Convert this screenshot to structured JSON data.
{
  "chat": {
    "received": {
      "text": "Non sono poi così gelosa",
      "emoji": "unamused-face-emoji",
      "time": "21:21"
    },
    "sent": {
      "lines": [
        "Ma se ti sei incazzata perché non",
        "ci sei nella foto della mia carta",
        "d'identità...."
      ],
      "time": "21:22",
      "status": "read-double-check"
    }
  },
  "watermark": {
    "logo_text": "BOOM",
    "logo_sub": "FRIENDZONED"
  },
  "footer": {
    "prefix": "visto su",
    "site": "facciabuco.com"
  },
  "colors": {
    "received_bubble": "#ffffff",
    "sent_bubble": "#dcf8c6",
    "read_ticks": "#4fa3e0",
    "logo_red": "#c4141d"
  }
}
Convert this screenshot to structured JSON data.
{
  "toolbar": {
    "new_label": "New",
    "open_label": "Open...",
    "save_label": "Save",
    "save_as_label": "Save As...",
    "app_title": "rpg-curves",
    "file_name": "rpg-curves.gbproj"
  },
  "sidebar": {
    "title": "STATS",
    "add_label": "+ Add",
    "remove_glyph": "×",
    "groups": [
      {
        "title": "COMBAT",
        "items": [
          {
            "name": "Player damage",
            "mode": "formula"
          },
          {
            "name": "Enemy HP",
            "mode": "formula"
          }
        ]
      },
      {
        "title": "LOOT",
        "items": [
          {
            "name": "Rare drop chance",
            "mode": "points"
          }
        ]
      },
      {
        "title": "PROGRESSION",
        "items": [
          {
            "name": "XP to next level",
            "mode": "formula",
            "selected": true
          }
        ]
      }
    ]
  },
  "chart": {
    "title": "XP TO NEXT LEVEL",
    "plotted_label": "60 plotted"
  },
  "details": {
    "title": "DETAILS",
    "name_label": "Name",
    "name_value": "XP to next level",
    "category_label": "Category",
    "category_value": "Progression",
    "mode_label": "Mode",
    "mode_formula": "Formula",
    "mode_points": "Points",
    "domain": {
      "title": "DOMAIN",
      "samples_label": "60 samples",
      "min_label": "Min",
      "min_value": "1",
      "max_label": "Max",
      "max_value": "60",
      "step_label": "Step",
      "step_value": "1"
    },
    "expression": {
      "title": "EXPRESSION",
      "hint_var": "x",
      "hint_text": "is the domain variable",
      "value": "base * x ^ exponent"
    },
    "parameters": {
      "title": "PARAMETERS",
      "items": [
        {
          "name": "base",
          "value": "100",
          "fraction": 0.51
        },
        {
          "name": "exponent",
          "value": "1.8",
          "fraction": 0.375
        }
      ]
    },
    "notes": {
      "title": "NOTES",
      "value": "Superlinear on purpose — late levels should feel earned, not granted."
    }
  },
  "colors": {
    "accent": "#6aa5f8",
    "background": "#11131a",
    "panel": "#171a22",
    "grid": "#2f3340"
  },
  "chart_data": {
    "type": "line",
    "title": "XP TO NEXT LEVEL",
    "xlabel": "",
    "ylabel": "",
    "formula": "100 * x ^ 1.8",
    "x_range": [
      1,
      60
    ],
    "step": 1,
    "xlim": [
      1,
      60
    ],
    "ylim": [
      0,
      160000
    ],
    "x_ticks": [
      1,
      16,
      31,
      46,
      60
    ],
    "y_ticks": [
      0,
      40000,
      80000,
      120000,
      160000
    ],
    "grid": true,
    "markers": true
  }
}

▸ **Stated exercise**
Reproduce the complete data exactly as presented above.

▸ **Task response**
Convert this screenshot to structured JSON data.
{
  "chat": {
    "received": {
      "text": "Non sono poi così gelosa",
      "emoji": "unamused-face-emoji",
      "time": "21:21"
    },
    "sent": {
      "lines": [
        "Ma se ti sei incazzata perché non",
        "ci sei nella foto della mia carta",
        "d'identità...."
      ],
      "time": "21:22",
      "status": "read-double-check"
    }
  },
  "watermark": {
    "logo_text": "BOOM",
    "logo_sub": "FRIENDZONED"
  },
  "footer": {
    "prefix": "visto su",
    "site": "facciabuco.com"
  },
  "colors": {
    "received_bubble": "#ffffff",
    "sent_bubble": "#dcf8c6",
    "read_ticks": "#4fa3e0",
    "logo_red": "#c4141d"
  }
}
Convert this screenshot to structured JSON data.
{
  "toolbar": {
    "new_label": "New",
    "open_label": "Open...",
    "save_label": "Save",
    "save_as_label": "Save As...",
    "app_title": "rpg-curves",
    "file_name": "rpg-curves.gbproj"
  },
  "sidebar": {
    "title": "STATS",
    "add_label": "+ Add",
    "remove_glyph": "×",
    "groups": [
      {
        "title": "COMBAT",
        "items": [
          {
            "name": "Player damage",
            "mode": "formula"
          },
          {
            "name": "Enemy HP",
            "mode": "formula"
          }
        ]
      },
      {
        "title": "LOOT",
        "items": [
          {
            "name": "Rare drop chance",
            "mode": "points"
          }
        ]
      },
      {
        "title": "PROGRESSION",
        "items": [
          {
            "name": "XP to next level",
            "mode": "formula",
            "selected": true
          }
        ]
      }
    ]
  },
  "chart": {
    "title": "XP TO NEXT LEVEL",
    "plotted_label": "60 plotted"
  },
  "details": {
    "title": "DETAILS",
    "name_label": "Name",
    "name_value": "XP to next level",
    "category_label": "Category",
    "category_value": "Progression",
    "mode_label": "Mode",
    "mode_formula": "Formula",
    "mode_points": "Points",
    "domain": {
      "title": "DOMAIN",
      "samples_label": "60 samples",
      "min_label": "Min",
      "min_value": "1",
      "max_label": "Max",
      "max_value": "60",
      "step_label": "Step",
      "step_value": "1"
    },
    "expression": {
      "title": "EXPRESSION",
      "hint_var": "x",
      "hint_text": "is the domain variable",
      "value": "base * x ^ exponent"
    },
    "parameters": {
      "title": "PARAMETERS",
      "items": [
        {
          "name": "base",
          "value": "100",
          "fraction": 0.51
        },
        {
          "name": "exponent",
          "value": "1.8",
          "fraction": 0.375
        }
      ]
    },
    "notes": {
      "title": "NOTES",
      "value": "Superlinear on purpose — late levels should feel earned, not granted."
    }
  },
  "colors": {
    "accent": "#6aa5f8",
    "background": "#11131a",
    "panel": "#171a22",
    "grid": "#2f3340"
  },
  "chart_data": {
    "type": "line",
    "title": "XP TO NEXT LEVEL",
    "xlabel": "",
    "ylabel": "",
    "formula": "100 * x ^ 1.8",
    "x_range": [
      1,
      60
    ],
    "step": 1,
    "xlim": [
      1,
      60
    ],
    "ylim": [
      0,
      160000
    ],
    "x_ticks": [
      1,
      16,
      31,
      46,
      60
    ],
    "y_ticks": [
      0,
      40000,
      80000,
      120000,
      160000
    ],
    "grid": true,
    "markers": true
  }
}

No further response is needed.